(Beginning of Record extracts)
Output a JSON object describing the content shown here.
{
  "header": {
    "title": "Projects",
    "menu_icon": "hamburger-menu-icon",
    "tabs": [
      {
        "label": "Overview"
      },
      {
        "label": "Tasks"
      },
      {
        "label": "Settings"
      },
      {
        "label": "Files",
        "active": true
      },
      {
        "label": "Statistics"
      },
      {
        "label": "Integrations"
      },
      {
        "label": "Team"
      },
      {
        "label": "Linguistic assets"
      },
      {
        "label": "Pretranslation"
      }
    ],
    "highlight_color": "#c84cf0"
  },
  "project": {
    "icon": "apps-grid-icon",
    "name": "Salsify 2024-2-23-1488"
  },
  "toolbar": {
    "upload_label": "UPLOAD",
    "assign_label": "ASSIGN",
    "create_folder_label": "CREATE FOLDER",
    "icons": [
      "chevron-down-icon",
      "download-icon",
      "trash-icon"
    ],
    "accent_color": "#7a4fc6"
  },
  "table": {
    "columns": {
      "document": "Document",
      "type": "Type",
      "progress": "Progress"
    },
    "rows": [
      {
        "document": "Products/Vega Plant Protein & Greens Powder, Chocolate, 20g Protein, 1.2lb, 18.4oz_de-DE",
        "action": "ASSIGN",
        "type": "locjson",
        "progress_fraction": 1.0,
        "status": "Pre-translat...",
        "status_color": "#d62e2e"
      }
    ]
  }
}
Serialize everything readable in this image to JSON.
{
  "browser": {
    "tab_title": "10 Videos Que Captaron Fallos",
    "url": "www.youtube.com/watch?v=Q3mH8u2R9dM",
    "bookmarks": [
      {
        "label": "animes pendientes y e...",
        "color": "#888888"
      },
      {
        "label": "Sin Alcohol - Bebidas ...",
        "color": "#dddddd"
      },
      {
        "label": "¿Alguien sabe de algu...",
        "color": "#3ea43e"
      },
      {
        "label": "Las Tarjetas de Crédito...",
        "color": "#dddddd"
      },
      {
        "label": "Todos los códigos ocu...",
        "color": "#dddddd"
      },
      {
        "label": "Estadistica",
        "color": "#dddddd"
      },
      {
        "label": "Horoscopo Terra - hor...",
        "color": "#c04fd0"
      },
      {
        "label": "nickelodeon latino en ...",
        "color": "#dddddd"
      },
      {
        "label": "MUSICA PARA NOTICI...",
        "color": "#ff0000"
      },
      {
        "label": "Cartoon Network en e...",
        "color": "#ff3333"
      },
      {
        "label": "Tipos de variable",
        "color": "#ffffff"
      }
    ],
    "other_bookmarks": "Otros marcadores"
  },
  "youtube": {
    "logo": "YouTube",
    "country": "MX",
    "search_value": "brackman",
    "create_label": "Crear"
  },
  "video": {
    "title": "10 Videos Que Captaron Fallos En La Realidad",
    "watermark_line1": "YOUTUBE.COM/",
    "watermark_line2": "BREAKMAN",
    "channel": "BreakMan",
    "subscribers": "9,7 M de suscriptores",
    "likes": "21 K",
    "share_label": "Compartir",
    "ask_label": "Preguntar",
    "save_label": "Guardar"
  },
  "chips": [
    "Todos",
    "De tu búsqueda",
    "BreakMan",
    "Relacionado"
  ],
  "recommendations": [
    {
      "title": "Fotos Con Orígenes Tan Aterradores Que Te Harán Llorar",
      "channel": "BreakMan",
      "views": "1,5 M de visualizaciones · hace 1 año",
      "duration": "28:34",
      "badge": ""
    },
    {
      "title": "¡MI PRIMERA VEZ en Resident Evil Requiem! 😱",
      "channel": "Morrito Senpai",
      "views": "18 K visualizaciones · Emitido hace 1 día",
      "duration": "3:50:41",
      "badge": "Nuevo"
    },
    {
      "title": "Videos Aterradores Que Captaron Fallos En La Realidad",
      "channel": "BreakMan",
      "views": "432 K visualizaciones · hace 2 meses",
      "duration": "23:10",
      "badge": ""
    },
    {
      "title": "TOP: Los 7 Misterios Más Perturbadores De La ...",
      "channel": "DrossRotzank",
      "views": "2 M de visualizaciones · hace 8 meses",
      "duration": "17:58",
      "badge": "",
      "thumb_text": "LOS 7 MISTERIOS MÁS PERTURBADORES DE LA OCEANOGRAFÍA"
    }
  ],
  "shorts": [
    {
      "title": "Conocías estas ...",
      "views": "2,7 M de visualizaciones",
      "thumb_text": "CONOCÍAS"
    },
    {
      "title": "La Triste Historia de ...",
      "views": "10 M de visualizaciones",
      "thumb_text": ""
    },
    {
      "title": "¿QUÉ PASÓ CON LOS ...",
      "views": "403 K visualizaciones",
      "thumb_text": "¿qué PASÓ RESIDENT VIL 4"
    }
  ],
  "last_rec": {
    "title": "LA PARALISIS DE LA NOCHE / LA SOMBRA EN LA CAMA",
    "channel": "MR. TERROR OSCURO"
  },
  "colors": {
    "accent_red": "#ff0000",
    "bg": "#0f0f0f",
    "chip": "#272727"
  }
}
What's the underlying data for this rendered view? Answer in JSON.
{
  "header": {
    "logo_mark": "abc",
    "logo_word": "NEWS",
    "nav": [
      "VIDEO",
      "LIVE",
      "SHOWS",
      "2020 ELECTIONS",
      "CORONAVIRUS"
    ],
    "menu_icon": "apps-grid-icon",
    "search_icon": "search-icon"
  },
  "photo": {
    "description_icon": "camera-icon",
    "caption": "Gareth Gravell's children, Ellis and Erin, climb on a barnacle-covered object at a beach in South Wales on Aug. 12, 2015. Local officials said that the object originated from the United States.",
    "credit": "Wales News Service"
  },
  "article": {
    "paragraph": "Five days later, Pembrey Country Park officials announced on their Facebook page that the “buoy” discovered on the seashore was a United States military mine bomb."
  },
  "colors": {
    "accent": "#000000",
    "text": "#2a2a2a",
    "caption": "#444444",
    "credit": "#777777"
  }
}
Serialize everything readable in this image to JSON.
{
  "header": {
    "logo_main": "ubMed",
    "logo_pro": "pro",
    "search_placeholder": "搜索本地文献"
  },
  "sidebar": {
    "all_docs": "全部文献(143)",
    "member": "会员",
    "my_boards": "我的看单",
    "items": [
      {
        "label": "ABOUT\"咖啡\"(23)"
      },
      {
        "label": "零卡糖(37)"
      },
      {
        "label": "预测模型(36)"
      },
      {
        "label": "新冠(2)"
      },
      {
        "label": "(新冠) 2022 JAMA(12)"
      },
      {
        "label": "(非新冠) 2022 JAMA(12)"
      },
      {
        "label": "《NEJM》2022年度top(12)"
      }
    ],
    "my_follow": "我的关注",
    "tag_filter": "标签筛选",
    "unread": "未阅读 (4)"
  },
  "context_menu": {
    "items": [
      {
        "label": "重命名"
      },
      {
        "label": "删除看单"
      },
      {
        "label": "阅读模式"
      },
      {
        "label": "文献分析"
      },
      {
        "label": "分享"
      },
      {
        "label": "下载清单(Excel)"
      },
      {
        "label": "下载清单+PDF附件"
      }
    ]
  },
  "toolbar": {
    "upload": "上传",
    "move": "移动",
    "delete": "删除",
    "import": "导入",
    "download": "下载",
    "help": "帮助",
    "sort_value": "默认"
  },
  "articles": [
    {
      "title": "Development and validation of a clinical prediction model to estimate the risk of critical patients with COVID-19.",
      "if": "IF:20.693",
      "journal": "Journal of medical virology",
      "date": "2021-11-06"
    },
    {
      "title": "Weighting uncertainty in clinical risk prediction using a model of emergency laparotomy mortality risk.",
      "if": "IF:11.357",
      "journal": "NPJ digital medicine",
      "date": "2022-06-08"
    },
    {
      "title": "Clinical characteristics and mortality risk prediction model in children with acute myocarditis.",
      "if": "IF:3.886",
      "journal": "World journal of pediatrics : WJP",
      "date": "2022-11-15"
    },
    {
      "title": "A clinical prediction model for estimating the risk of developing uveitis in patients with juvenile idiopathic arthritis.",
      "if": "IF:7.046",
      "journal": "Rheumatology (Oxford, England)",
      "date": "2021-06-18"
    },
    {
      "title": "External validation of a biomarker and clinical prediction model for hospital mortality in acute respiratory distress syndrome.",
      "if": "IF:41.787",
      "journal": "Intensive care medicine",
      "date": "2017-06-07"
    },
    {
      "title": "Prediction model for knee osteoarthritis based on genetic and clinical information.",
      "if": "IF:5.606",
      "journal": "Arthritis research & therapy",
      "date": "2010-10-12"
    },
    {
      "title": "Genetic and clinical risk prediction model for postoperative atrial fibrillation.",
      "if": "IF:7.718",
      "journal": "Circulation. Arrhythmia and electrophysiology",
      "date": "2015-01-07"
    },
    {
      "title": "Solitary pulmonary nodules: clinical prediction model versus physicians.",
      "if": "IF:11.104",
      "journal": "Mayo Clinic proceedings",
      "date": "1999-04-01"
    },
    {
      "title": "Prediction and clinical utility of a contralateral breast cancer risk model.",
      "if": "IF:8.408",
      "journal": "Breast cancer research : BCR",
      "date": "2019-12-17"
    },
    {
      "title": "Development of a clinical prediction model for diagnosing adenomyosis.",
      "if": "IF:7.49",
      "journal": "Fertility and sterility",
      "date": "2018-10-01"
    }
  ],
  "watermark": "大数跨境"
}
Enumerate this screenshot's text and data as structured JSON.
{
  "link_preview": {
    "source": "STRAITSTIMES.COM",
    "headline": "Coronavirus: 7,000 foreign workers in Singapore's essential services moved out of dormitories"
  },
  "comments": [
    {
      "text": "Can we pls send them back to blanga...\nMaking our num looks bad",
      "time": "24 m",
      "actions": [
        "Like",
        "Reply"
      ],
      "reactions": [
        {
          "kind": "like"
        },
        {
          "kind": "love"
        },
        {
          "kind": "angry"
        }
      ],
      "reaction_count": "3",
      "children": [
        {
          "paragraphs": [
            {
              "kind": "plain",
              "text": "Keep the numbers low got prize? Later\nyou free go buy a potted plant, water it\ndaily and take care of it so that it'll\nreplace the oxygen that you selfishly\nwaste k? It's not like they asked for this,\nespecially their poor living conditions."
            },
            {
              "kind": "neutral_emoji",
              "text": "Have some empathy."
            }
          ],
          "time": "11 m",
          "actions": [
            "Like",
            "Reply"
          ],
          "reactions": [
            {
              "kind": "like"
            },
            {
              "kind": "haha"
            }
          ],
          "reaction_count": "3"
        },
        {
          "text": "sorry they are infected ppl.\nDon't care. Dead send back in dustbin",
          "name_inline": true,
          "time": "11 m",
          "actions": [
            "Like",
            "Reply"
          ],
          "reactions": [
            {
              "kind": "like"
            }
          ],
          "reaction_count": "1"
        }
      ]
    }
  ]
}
(End of Record extracts)
(Directions): Search the entries for "Aterradores" and show every line that has it.

(Reply):
      "title": "Fotos Con Orígenes Tan Aterradores Que Te Harán Llorar",
      "title": "Videos Aterradores Que Captaron Fallos En La Realidad",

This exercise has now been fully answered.